Exercise prompt: Please give the listing again in its entirety, exactly as written.

Data lines:

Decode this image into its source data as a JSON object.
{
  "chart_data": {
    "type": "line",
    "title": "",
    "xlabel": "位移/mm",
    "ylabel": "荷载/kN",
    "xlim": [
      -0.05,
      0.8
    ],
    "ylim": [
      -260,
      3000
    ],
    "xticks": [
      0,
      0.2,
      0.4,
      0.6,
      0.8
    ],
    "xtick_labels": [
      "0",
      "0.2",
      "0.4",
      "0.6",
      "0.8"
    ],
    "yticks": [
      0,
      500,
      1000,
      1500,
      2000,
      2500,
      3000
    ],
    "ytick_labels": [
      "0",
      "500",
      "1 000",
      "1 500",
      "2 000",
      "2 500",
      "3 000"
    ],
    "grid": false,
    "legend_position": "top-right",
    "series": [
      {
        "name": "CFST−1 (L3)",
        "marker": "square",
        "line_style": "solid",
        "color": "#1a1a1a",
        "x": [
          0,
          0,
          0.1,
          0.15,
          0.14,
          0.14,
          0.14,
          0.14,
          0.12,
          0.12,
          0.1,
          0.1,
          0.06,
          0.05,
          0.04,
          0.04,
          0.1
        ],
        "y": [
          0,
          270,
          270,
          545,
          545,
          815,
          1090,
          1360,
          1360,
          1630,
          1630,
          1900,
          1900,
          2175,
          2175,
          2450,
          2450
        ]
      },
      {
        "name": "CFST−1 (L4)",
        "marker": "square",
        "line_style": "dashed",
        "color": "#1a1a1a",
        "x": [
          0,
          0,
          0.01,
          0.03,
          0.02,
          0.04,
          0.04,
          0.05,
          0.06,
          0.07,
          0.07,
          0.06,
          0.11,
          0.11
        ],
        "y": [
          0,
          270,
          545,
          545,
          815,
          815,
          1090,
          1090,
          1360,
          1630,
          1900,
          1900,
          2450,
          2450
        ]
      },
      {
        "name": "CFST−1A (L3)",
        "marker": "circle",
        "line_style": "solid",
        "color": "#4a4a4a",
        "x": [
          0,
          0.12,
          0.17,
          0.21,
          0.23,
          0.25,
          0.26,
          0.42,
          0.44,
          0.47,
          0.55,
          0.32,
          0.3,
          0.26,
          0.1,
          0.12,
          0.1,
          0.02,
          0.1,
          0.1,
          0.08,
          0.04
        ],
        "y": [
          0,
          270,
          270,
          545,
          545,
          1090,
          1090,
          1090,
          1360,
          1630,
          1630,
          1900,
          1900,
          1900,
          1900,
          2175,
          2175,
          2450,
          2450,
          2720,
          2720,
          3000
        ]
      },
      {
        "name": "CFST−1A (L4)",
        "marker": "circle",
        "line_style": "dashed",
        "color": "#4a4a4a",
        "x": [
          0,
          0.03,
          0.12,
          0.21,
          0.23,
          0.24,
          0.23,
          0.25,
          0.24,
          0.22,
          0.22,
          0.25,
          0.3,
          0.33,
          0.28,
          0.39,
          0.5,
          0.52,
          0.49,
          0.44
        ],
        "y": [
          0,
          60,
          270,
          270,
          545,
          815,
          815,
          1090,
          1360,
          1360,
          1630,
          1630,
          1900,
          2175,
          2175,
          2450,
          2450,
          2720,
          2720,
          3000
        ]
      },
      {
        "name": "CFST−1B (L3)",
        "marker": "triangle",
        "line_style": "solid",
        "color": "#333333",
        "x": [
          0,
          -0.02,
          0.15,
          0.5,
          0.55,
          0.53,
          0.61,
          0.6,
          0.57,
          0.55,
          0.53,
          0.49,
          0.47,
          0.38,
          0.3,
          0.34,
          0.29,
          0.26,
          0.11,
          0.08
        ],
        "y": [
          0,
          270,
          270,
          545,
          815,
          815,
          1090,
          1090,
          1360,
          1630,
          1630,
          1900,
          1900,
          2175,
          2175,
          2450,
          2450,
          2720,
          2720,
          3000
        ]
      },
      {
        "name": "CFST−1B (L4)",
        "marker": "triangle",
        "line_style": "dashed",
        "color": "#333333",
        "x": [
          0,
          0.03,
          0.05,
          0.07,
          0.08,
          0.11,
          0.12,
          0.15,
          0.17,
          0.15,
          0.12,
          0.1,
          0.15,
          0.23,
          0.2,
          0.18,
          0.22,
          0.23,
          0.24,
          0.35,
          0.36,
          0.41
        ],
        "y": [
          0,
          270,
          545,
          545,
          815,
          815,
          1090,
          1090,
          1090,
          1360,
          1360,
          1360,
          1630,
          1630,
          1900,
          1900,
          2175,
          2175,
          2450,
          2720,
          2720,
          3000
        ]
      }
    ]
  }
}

The completed task:
Decode this image into its source data as a JSON object.
{
  "chart_data": {
    "type": "line",
    "title": "",
    "xlabel": "位移/mm",
    "ylabel": "荷载/kN",
    "xlim": [
      -0.05,
      0.8
    ],
    "ylim": [
      -260,
      3000
    ],
    "xticks": [
      0,
      0.2,
      0.4,
      0.6,
      0.8
    ],
    "xtick_labels": [
      "0",
      "0.2",
      "0.4",
      "0.6",
      "0.8"
    ],
    "yticks": [
      0,
      500,
      1000,
      1500,
      2000,
      2500,
      3000
    ],
    "ytick_labels": [
      "0",
      "500",
      "1 000",
      "1 500",
      "2 000",
      "2 500",
      "3 000"
    ],
    "grid": false,
    "legend_position": "top-right",
    "series": [
      {
        "name": "CFST−1 (L3)",
        "marker": "square",
        "line_style": "solid",
        "color": "#1a1a1a",
        "x": [
          0,
          0,
          0.1,
          0.15,
          0.14,
          0.14,
          0.14,
          0.14,
          0.12,
          0.12,
          0.1,
          0.1,
          0.06,
          0.05,
          0.04,
          0.04,
          0.1
        ],
        "y": [
          0,
          270,
          270,
          545,
          545,
          815,
          1090,
          1360,
          1360,
          1630,
          1630,
          1900,
          1900,
          2175,
          2175,
          2450,
          2450
        ]
      },
      {
        "name": "CFST−1 (L4)",
        "marker": "square",
        "line_style": "dashed",
        "color": "#1a1a1a",
        "x": [
          0,
          0,
          0.01,
          0.03,
          0.02,
          0.04,
          0.04,
          0.05,
          0.06,
          0.07,
          0.07,
          0.06,
          0.11,
          0.11
        ],
        "y": [
          0,
          270,
          545,
          545,
          815,
          815,
          1090,
          1090,
          1360,
          1630,
          1900,
          1900,
          2450,
          2450
        ]
      },
      {
        "name": "CFST−1A (L3)",
        "marker": "circle",
        "line_style": "solid",
        "color": "#4a4a4a",
        "x": [
          0,
          0.12,
          0.17,
          0.21,
          0.23,
          0.25,
          0.26,
          0.42,
          0.44,
          0.47,
          0.55,
          0.32,
          0.3,
          0.26,
          0.1,
          0.12,
          0.1,
          0.02,
          0.1,
          0.1,
          0.08,
          0.04
        ],
        "y": [
          0,
          270,
          270,
          545,
          545,
          1090,
          1090,
          1090,
          1360,
          1630,
          1630,
          1900,
          1900,
          1900,
          1900,
          2175,
          2175,
          2450,
          2450,
          2720,
          2720,
          3000
        ]
      },
      {
        "name": "CFST−1A (L4)",
        "marker": "circle",
        "line_style": "dashed",
        "color": "#4a4a4a",
        "x": [
          0,
          0.03,
          0.12,
          0.21,
          0.23,
          0.24,
          0.23,
          0.25,
          0.24,
          0.22,
          0.22,
          0.25,
          0.3,
          0.33,
          0.28,
          0.39,
          0.5,
          0.52,
          0.49,
          0.44
        ],
        "y": [
          0,
          60,
          270,
          270,
          545,
          815,
          815,
          1090,
          1360,
          1360,
          1630,
          1630,
          1900,
          2175,
          2175,
          2450,
          2450,
          2720,
          2720,
          3000
        ]
      },
      {
        "name": "CFST−1B (L3)",
        "marker": "triangle",
        "line_style": "solid",
        "color": "#333333",
        "x": [
          0,
          -0.02,
          0.15,
          0.5,
          0.55,
          0.53,
          0.61,
          0.6,
          0.57,
          0.55,
          0.53,
          0.49,
          0.47,
          0.38,
          0.3,
          0.34,
          0.29,
          0.26,
          0.11,
          0.08
        ],
        "y": [
          0,
          270,
          270,
          545,
          815,
          815,
          1090,
          1090,
          1360,
          1630,
          1630,
          1900,
          1900,
          2175,
          2175,
          2450,
          2450,
          2720,
          2720,
          3000
        ]
      },
      {
        "name": "CFST−1B (L4)",
        "marker": "triangle",
        "line_style": "dashed",
        "color": "#333333",
        "x": [
          0,
          0.03,
          0.05,
          0.07,
          0.08,
          0.11,
          0.12,
          0.15,
          0.17,
          0.15,
          0.12,
          0.1,
          0.15,
          0.23,
          0.2,
          0.18,
          0.22,
          0.23,
          0.24,
          0.35,
          0.36,
          0.41
        ],
        "y": [
          0,
          270,
          545,
          545,
          815,
          815,
          1090,
          1090,
          1090,
          1360,
          1360,
          1360,
          1630,
          1630,
          1900,
          1900,
          2175,
          2175,
          2450,
          2720,
          2720,
          3000
        ]
      }
    ]
  }
}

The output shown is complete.